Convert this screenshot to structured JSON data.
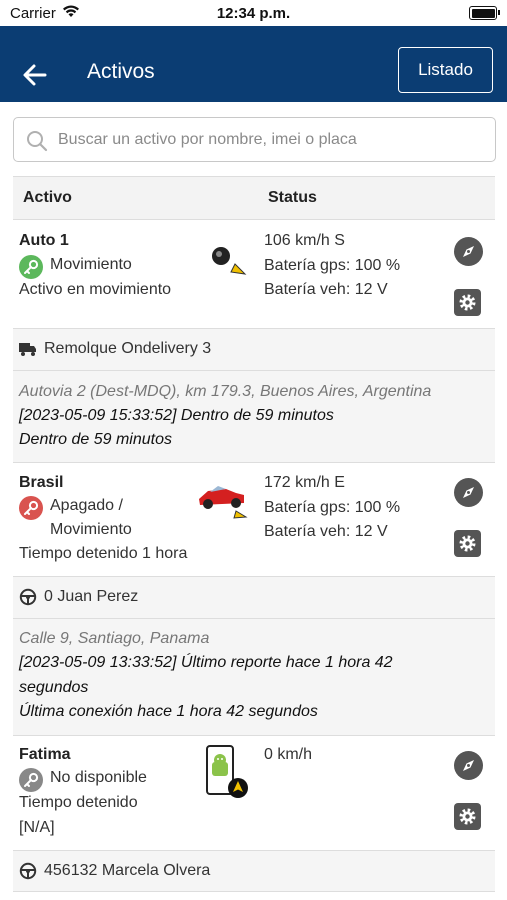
{
  "status_bar": {
    "carrier": "Carrier",
    "time": "12:34 p.m."
  },
  "header": {
    "title": "Activos",
    "list_button": "Listado"
  },
  "search": {
    "placeholder": "Buscar un activo por nombre, imei o placa"
  },
  "table": {
    "col_asset": "Activo",
    "col_status": "Status"
  },
  "assets": [
    {
      "name": "Auto 1",
      "state": "Movimiento",
      "desc": "Activo en movimiento",
      "speed": "106 km/h S",
      "gps_battery": "Batería gps: 100 %",
      "veh_battery": "Batería veh: 12 V",
      "key_color": "#5cb85c",
      "driver": "Remolque Ondelivery 3",
      "driver_icon": "truck-icon",
      "address": "Autovia 2 (Dest-MDQ), km 179.3, Buenos Aires, Argentina",
      "report": "[2023-05-09 15:33:52] Dentro de 59 minutos",
      "connection": "Dentro de 59 minutos"
    },
    {
      "name": "Brasil",
      "state_line1": "Apagado /",
      "state_line2": "Movimiento",
      "desc": "Tiempo detenido 1 hora",
      "speed": "172 km/h E",
      "gps_battery": "Batería gps: 100 %",
      "veh_battery": "Batería veh: 12 V",
      "key_color": "#d9534f",
      "driver": "0 Juan Perez",
      "driver_icon": "steering-wheel-icon",
      "address": "Calle 9, Santiago, Panama",
      "report_line1": "[2023-05-09 13:33:52] Último reporte hace 1 hora 42",
      "report_line2": "segundos",
      "connection": "Última conexión hace 1 hora 42 segundos"
    },
    {
      "name": "Fatima",
      "state": "No disponible",
      "desc": "Tiempo detenido",
      "desc2": "[N/A]",
      "speed": "0 km/h",
      "key_color": "#888888",
      "driver": "456132 Marcela Olvera",
      "driver_icon": "steering-wheel-icon"
    }
  ],
  "colors": {
    "navbar": "#0b3d73",
    "button_gray": "#555555"
  }
}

-*-*-

From the data above, write out everything exactly except the pictures.

▶ [THE REPLY]:
Convert this screenshot to structured JSON data.
{
  "status_bar": {
    "carrier": "Carrier",
    "time": "12:34 p.m."
  },
  "header": {
    "title": "Activos",
    "list_button": "Listado"
  },
  "search": {
    "placeholder": "Buscar un activo por nombre, imei o placa"
  },
  "table": {
    "col_asset": "Activo",
    "col_status": "Status"
  },
  "assets": [
    {
      "name": "Auto 1",
      "state": "Movimiento",
      "desc": "Activo en movimiento",
      "speed": "106 km/h S",
      "gps_battery": "Batería gps: 100 %",
      "veh_battery": "Batería veh: 12 V",
      "key_color": "#5cb85c",
      "driver": "Remolque Ondelivery 3",
      "driver_icon": "truck-icon",
      "address": "Autovia 2 (Dest-MDQ), km 179.3, Buenos Aires, Argentina",
      "report": "[2023-05-09 15:33:52] Dentro de 59 minutos",
      "connection": "Dentro de 59 minutos"
    },
    {
      "name": "Brasil",
      "state_line1": "Apagado /",
      "state_line2": "Movimiento",
      "desc": "Tiempo detenido 1 hora",
      "speed": "172 km/h E",
      "gps_battery": "Batería gps: 100 %",
      "veh_battery": "Batería veh: 12 V",
      "key_color": "#d9534f",
      "driver": "0 Juan Perez",
      "driver_icon": "steering-wheel-icon",
      "address": "Calle 9, Santiago, Panama",
      "report_line1": "[2023-05-09 13:33:52] Último reporte hace 1 hora 42",
      "report_line2": "segundos",
      "connection": "Última conexión hace 1 hora 42 segundos"
    },
    {
      "name": "Fatima",
      "state": "No disponible",
      "desc": "Tiempo detenido",
      "desc2": "[N/A]",
      "speed": "0 km/h",
      "key_color": "#888888",
      "driver": "456132 Marcela Olvera",
      "driver_icon": "steering-wheel-icon"
    }
  ],
  "colors": {
    "navbar": "#0b3d73",
    "button_gray": "#555555"
  }
}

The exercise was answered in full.